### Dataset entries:
═══

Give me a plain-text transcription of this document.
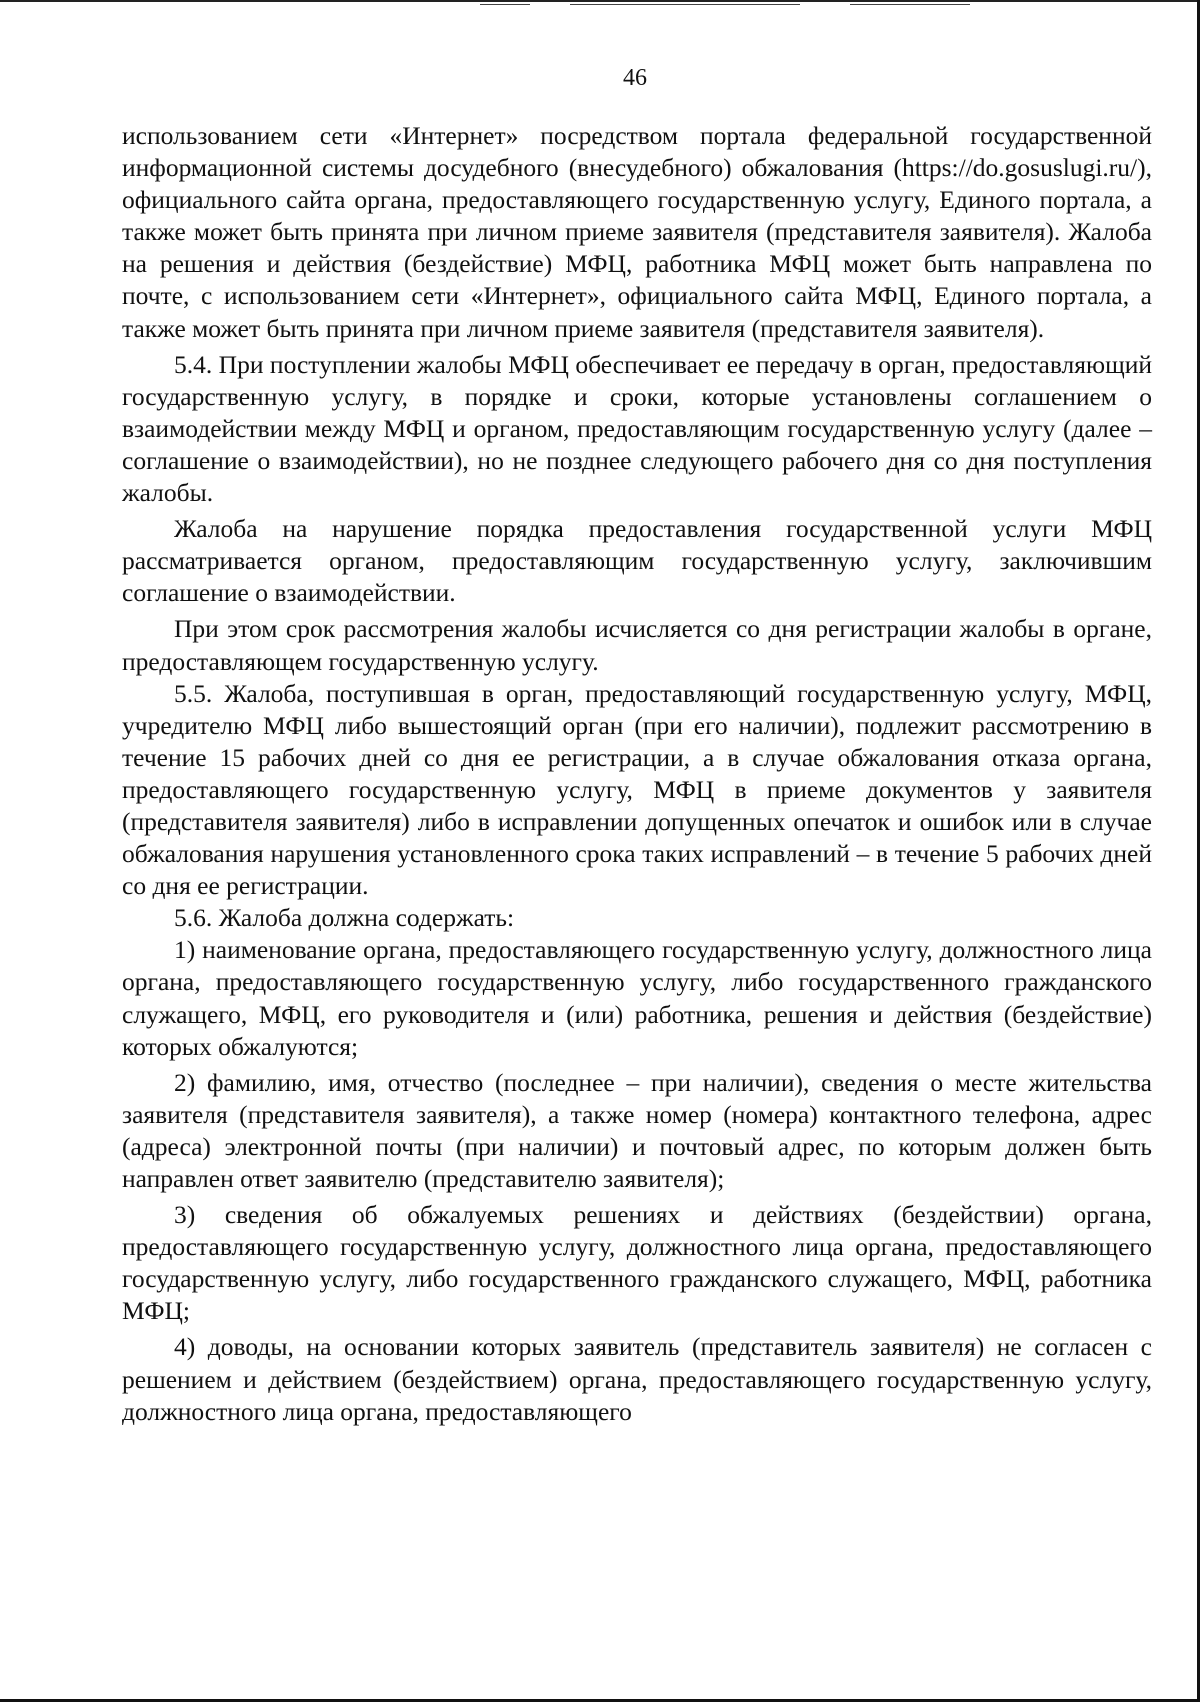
46

использованием сети «Интернет» посредством портала федеральной государственной информационной системы досудебного (внесудебного) обжалования (https://do.gosuslugi.ru/), официального сайта органа, предоставляющего государственную услугу, Единого портала, а также может быть принята при личном приеме заявителя (представителя заявителя). Жалоба на решения и действия (бездействие) МФЦ, работника МФЦ может быть направлена по почте, с использованием сети «Интернет», официального сайта МФЦ, Единого портала, а также может быть принята при личном приеме заявителя (представителя заявителя).

5.4. При поступлении жалобы МФЦ обеспечивает ее передачу в орган, предоставляющий государственную услугу, в порядке и сроки, которые установлены соглашением о взаимодействии между МФЦ и органом, предоставляющим государственную услугу (далее – соглашение о взаимодействии), но не позднее следующего рабочего дня со дня поступления жалобы.

Жалоба на нарушение порядка предоставления государственной услуги МФЦ рассматривается органом, предоставляющим государственную услугу, заключившим соглашение о взаимодействии.

При этом срок рассмотрения жалобы исчисляется со дня регистрации жалобы в органе, предоставляющем государственную услугу.

5.5. Жалоба, поступившая в орган, предоставляющий государственную услугу, МФЦ, учредителю МФЦ либо вышестоящий орган (при его наличии), подлежит рассмотрению в течение 15 рабочих дней со дня ее регистрации, а в случае обжалования отказа органа, предоставляющего государственную услугу, МФЦ в приеме документов у заявителя (представителя заявителя) либо в исправлении допущенных опечаток и ошибок или в случае обжалования нарушения установленного срока таких исправлений – в течение 5 рабочих дней со дня ее регистрации.

5.6. Жалоба должна содержать:

1) наименование органа, предоставляющего государственную услугу, должностного лица органа, предоставляющего государственную услугу, либо государственного гражданского служащего, МФЦ, его руководителя и (или) работника, решения и действия (бездействие) которых обжалуются;

2) фамилию, имя, отчество (последнее – при наличии), сведения о месте жительства заявителя (представителя заявителя), а также номер (номера) контактного телефона, адрес (адреса) электронной почты (при наличии) и почтовый адрес, по которым должен быть направлен ответ заявителю (представителю заявителя);

3) сведения об обжалуемых решениях и действиях (бездействии) органа, предоставляющего государственную услугу, должностного лица органа, предоставляющего государственную услугу, либо государственного гражданского служащего, МФЦ, работника МФЦ;

4) доводы, на основании которых заявитель (представитель заявителя) не согласен с решением и действием (бездействием) органа, предоставляющего государственную услугу, должностного лица органа, предоставляющего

═══

### Work to do:
Reproduce the material in full, word for word, and omit the pictures.

### Response:
Give me a plain-text transcription of this document.
46

использованием сети «Интернет» посредством портала федеральной государственной информационной системы досудебного (внесудебного) обжалования (https://do.gosuslugi.ru/), официального сайта органа, предоставляющего государственную услугу, Единого портала, а также может быть принята при личном приеме заявителя (представителя заявителя). Жалоба на решения и действия (бездействие) МФЦ, работника МФЦ может быть направлена по почте, с использованием сети «Интернет», официального сайта МФЦ, Единого портала, а также может быть принята при личном приеме заявителя (представителя заявителя).

5.4. При поступлении жалобы МФЦ обеспечивает ее передачу в орган, предоставляющий государственную услугу, в порядке и сроки, которые установлены соглашением о взаимодействии между МФЦ и органом, предоставляющим государственную услугу (далее – соглашение о взаимодействии), но не позднее следующего рабочего дня со дня поступления жалобы.

Жалоба на нарушение порядка предоставления государственной услуги МФЦ рассматривается органом, предоставляющим государственную услугу, заключившим соглашение о взаимодействии.

При этом срок рассмотрения жалобы исчисляется со дня регистрации жалобы в органе, предоставляющем государственную услугу.

5.5. Жалоба, поступившая в орган, предоставляющий государственную услугу, МФЦ, учредителю МФЦ либо вышестоящий орган (при его наличии), подлежит рассмотрению в течение 15 рабочих дней со дня ее регистрации, а в случае обжалования отказа органа, предоставляющего государственную услугу, МФЦ в приеме документов у заявителя (представителя заявителя) либо в исправлении допущенных опечаток и ошибок или в случае обжалования нарушения установленного срока таких исправлений – в течение 5 рабочих дней со дня ее регистрации.

5.6. Жалоба должна содержать:

1) наименование органа, предоставляющего государственную услугу, должностного лица органа, предоставляющего государственную услугу, либо государственного гражданского служащего, МФЦ, его руководителя и (или) работника, решения и действия (бездействие) которых обжалуются;

2) фамилию, имя, отчество (последнее – при наличии), сведения о месте жительства заявителя (представителя заявителя), а также номер (номера) контактного телефона, адрес (адреса) электронной почты (при наличии) и почтовый адрес, по которым должен быть направлен ответ заявителю (представителю заявителя);

3) сведения об обжалуемых решениях и действиях (бездействии) органа, предоставляющего государственную услугу, должностного лица органа, предоставляющего государственную услугу, либо государственного гражданского служащего, МФЦ, работника МФЦ;

4) доводы, на основании которых заявитель (представитель заявителя) не согласен с решением и действием (бездействием) органа, предоставляющего государственную услугу, должностного лица органа, предоставляющего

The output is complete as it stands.